▶ [What needs to be done]:
Copy each line of the material below that includes the string "Straße".
--
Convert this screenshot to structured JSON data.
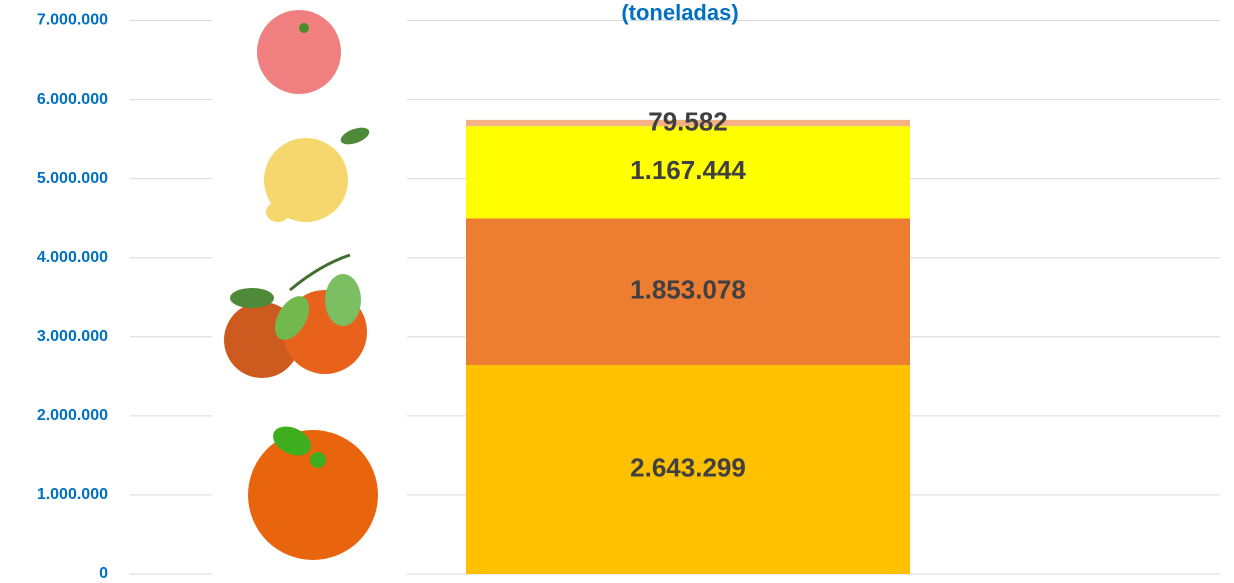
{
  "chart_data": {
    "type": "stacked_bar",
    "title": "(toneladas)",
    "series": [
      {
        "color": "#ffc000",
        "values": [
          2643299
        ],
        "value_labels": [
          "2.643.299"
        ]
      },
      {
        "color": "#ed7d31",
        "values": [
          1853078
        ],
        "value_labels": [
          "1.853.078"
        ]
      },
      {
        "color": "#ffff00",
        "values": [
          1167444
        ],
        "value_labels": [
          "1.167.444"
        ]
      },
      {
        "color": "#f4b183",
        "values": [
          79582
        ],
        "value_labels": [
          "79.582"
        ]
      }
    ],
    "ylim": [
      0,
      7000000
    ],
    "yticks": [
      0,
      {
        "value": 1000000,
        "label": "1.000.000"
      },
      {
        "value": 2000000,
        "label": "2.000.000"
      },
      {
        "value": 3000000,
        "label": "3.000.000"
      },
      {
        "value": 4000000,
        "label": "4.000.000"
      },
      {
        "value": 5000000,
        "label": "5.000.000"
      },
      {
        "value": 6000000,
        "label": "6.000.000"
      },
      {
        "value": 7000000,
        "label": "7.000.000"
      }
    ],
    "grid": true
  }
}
--
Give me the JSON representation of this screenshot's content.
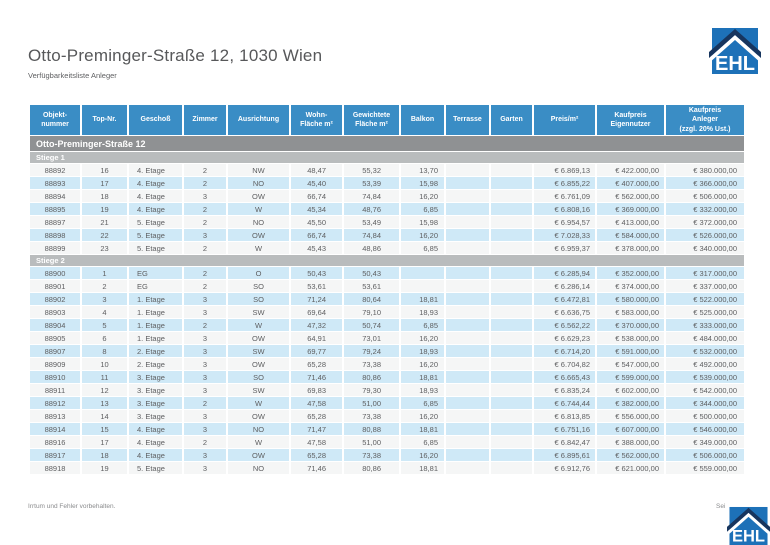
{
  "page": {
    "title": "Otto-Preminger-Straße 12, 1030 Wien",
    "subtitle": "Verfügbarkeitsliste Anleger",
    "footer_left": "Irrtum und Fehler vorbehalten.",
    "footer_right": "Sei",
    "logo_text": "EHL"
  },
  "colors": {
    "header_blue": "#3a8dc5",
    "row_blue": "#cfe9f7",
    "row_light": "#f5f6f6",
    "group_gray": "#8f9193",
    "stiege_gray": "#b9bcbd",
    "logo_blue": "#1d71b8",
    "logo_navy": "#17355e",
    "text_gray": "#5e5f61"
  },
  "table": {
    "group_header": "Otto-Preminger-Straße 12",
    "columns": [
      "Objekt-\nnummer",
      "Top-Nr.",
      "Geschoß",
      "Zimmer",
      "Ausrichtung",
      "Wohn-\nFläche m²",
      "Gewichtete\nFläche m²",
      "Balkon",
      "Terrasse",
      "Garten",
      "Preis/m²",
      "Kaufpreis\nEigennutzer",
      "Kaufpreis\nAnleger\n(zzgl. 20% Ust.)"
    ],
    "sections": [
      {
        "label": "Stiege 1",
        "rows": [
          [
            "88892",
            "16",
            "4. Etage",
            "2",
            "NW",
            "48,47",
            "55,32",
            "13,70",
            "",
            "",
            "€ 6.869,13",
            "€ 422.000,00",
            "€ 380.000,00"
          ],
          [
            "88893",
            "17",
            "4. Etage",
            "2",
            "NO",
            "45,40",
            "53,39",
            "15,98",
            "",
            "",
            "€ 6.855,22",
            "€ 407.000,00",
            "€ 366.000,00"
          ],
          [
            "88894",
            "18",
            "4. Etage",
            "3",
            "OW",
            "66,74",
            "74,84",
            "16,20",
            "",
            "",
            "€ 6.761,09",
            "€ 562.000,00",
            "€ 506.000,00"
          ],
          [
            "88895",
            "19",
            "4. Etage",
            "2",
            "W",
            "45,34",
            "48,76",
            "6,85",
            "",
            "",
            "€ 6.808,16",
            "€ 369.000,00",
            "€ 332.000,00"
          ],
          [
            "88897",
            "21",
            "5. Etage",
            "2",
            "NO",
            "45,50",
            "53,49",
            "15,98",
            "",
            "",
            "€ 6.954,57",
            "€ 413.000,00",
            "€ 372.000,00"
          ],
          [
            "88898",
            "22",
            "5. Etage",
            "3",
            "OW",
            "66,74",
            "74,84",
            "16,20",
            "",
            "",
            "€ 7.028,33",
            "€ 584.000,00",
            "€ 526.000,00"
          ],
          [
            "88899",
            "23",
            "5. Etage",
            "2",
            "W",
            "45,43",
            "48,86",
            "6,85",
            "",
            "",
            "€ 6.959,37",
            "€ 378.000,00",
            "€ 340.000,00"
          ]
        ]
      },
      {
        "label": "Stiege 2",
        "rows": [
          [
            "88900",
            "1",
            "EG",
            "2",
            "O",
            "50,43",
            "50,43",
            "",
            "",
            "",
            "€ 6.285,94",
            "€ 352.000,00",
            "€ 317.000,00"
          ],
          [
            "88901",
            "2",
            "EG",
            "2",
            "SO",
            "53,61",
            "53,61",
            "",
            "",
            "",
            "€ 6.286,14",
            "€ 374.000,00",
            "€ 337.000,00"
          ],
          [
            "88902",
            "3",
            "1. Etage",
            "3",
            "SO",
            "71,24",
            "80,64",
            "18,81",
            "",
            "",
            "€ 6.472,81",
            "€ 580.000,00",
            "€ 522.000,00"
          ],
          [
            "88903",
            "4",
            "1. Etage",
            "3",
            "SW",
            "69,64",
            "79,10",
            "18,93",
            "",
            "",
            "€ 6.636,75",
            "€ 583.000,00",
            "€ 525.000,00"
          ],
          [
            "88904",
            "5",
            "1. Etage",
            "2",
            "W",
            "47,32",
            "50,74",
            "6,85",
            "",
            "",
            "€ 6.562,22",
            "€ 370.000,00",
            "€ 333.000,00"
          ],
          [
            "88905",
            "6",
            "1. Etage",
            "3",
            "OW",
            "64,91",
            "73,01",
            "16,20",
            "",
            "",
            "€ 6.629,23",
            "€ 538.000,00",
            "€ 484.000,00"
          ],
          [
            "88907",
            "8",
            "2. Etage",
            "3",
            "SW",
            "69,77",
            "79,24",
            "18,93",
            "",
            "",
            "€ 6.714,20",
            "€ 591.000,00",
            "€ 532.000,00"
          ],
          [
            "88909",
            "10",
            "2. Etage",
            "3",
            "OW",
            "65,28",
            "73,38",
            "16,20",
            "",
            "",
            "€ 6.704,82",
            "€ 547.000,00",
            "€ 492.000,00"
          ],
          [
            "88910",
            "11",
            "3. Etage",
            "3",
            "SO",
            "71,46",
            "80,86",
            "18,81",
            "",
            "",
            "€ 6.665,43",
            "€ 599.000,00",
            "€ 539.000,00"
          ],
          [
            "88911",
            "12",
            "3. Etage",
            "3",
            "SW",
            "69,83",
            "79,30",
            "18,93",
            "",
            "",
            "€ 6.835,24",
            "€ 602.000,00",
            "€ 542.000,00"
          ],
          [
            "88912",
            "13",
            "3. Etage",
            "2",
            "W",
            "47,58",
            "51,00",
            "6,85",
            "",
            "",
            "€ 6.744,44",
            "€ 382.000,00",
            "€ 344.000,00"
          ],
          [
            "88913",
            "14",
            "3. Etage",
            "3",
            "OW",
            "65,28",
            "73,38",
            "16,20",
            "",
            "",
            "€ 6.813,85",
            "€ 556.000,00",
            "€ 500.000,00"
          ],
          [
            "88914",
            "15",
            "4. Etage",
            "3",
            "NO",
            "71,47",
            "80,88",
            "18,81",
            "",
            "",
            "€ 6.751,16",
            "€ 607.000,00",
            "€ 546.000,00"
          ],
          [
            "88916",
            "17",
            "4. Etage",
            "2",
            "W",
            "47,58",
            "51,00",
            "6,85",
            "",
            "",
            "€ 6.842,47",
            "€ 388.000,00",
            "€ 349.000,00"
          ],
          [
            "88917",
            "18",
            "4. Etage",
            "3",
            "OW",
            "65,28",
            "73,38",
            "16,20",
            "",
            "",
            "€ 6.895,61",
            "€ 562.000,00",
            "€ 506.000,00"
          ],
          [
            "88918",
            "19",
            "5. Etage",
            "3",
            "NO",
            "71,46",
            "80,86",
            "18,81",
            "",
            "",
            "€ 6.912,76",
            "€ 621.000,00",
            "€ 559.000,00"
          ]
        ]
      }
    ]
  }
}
--
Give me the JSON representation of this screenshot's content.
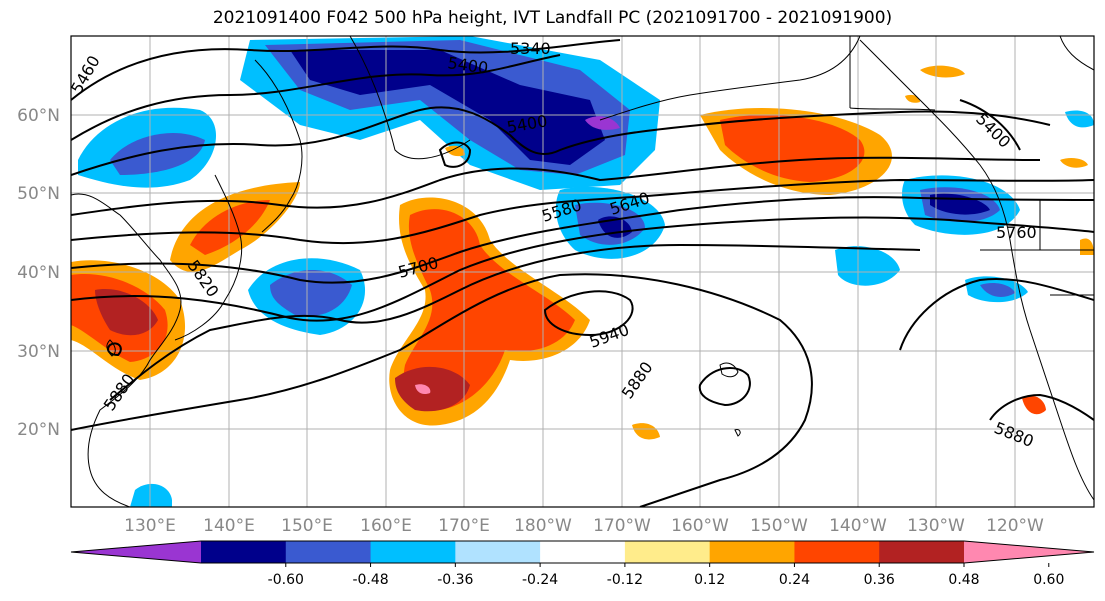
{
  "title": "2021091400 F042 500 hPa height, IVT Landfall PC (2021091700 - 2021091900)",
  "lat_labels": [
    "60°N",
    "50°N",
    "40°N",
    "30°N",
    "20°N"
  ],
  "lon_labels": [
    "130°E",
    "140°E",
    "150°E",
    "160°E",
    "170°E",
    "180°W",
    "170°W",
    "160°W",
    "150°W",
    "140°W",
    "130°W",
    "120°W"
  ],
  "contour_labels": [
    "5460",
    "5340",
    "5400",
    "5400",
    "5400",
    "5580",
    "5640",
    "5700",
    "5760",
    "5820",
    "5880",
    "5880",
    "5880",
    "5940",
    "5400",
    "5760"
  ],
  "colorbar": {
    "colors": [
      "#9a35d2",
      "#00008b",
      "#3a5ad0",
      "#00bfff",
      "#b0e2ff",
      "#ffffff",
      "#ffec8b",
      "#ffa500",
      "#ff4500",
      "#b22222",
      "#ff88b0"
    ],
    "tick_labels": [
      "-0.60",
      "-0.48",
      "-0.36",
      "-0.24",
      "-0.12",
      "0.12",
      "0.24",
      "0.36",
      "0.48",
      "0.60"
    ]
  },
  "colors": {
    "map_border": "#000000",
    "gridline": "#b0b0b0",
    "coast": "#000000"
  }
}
--
▶ [Response to this exercise]:
    "title": "Otto-Preminger-Straße 12, 1030 Wien",
    "group_header": "Otto-Preminger-Straße 12",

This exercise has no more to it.